* **Objective**
The listing below must be repeated word for word, with its images excluded.

[Stored records]
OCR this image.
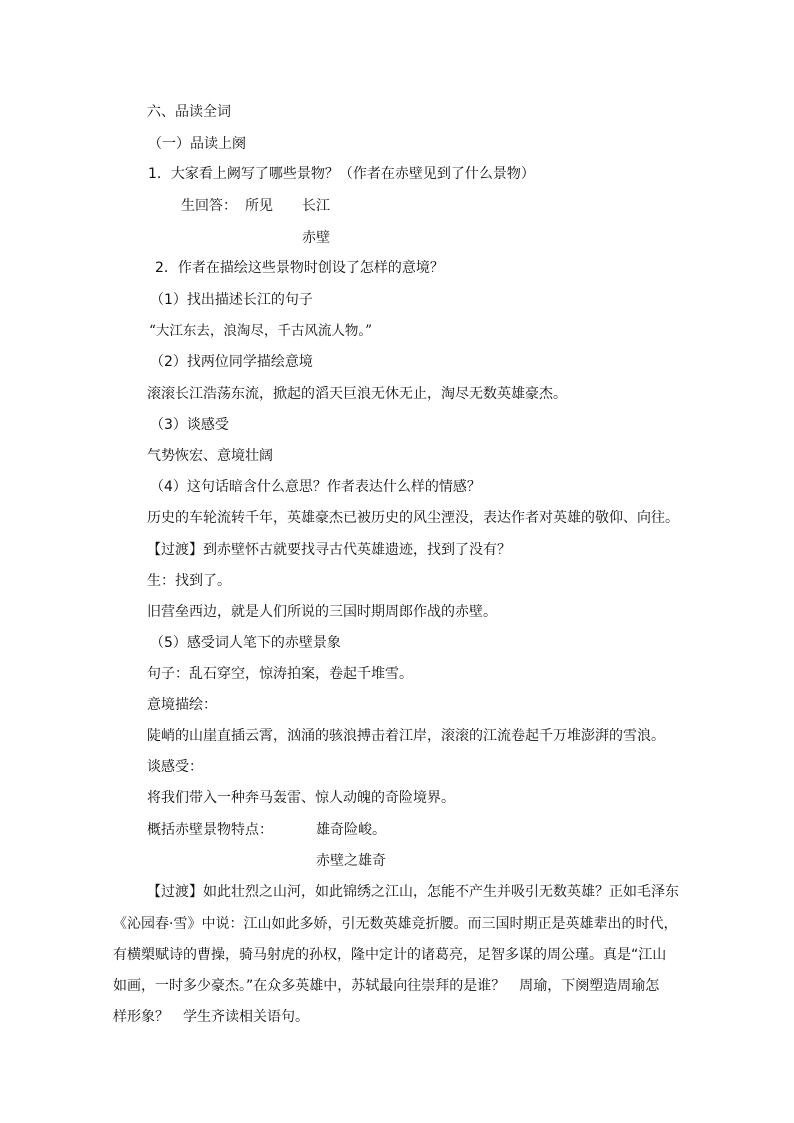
六、品读全词
（一）品读上阕
1．大家看上阙写了哪些景物？（作者在赤壁见到了什么景物）
生回答： 所见 长江
赤壁
2．作者在描绘这些景物时创设了怎样的意境？
（1）找出描述长江的句子
“大江东去，浪淘尽，千古风流人物。”
（2）找两位同学描绘意境
滚滚长江浩荡东流，掀起的滔天巨浪无休无止，淘尽无数英雄豪杰。
（3）谈感受
气势恢宏、意境壮阔
（4）这句话暗含什么意思？作者表达什么样的情感？
历史的车轮流转千年，英雄豪杰已被历史的风尘湮没，表达作者对英雄的敬仰、向往。
【过渡】到赤壁怀古就要找寻古代英雄遗迹，找到了没有？
生：找到了。
旧营垒西边，就是人们所说的三国时期周郎作战的赤壁。
（5）感受词人笔下的赤壁景象
句子：乱石穿空，惊涛拍案，卷起千堆雪。
意境描绘：
陡峭的山崖直插云霄，汹涌的骇浪搏击着江岸，滚滚的江流卷起千万堆澎湃的雪浪。
谈感受：
将我们带入一种奔马轰雷、惊人动魄的奇险境界。
概括赤壁景物特点：	雄奇险峻。
赤壁之雄奇
【过渡】如此壮烈之山河，如此锦绣之江山，怎能不产生并吸引无数英雄？正如毛泽东
《沁园春·雪》中说：江山如此多娇，引无数英雄竞折腰。而三国时期正是英雄辈出的时代，
有横槊赋诗的曹操，骑马射虎的孙权，隆中定计的诸葛亮，足智多谋的周公瑾。真是“江山
如画，一时多少豪杰。”在众多英雄中，苏轼最向往崇拜的是谁？　周瑜，下阕塑造周瑜怎
样形象？　学生齐读相关语句。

* **Completed exercise**
OCR this image.
六、品读全词
（一）品读上阕
1．大家看上阙写了哪些景物？（作者在赤壁见到了什么景物）
生回答： 所见 长江
赤壁
2．作者在描绘这些景物时创设了怎样的意境？
（1）找出描述长江的句子
“大江东去，浪淘尽，千古风流人物。”
（2）找两位同学描绘意境
滚滚长江浩荡东流，掀起的滔天巨浪无休无止，淘尽无数英雄豪杰。
（3）谈感受
气势恢宏、意境壮阔
（4）这句话暗含什么意思？作者表达什么样的情感？
历史的车轮流转千年，英雄豪杰已被历史的风尘湮没，表达作者对英雄的敬仰、向往。
【过渡】到赤壁怀古就要找寻古代英雄遗迹，找到了没有？
生：找到了。
旧营垒西边，就是人们所说的三国时期周郎作战的赤壁。
（5）感受词人笔下的赤壁景象
句子：乱石穿空，惊涛拍案，卷起千堆雪。
意境描绘：
陡峭的山崖直插云霄，汹涌的骇浪搏击着江岸，滚滚的江流卷起千万堆澎湃的雪浪。
谈感受：
将我们带入一种奔马轰雷、惊人动魄的奇险境界。
概括赤壁景物特点：	雄奇险峻。
赤壁之雄奇
【过渡】如此壮烈之山河，如此锦绣之江山，怎能不产生并吸引无数英雄？正如毛泽东
《沁园春·雪》中说：江山如此多娇，引无数英雄竞折腰。而三国时期正是英雄辈出的时代，
有横槊赋诗的曹操，骑马射虎的孙权，隆中定计的诸葛亮，足智多谋的周公瑾。真是“江山
如画，一时多少豪杰。”在众多英雄中，苏轼最向往崇拜的是谁？　周瑜，下阕塑造周瑜怎
样形象？　学生齐读相关语句。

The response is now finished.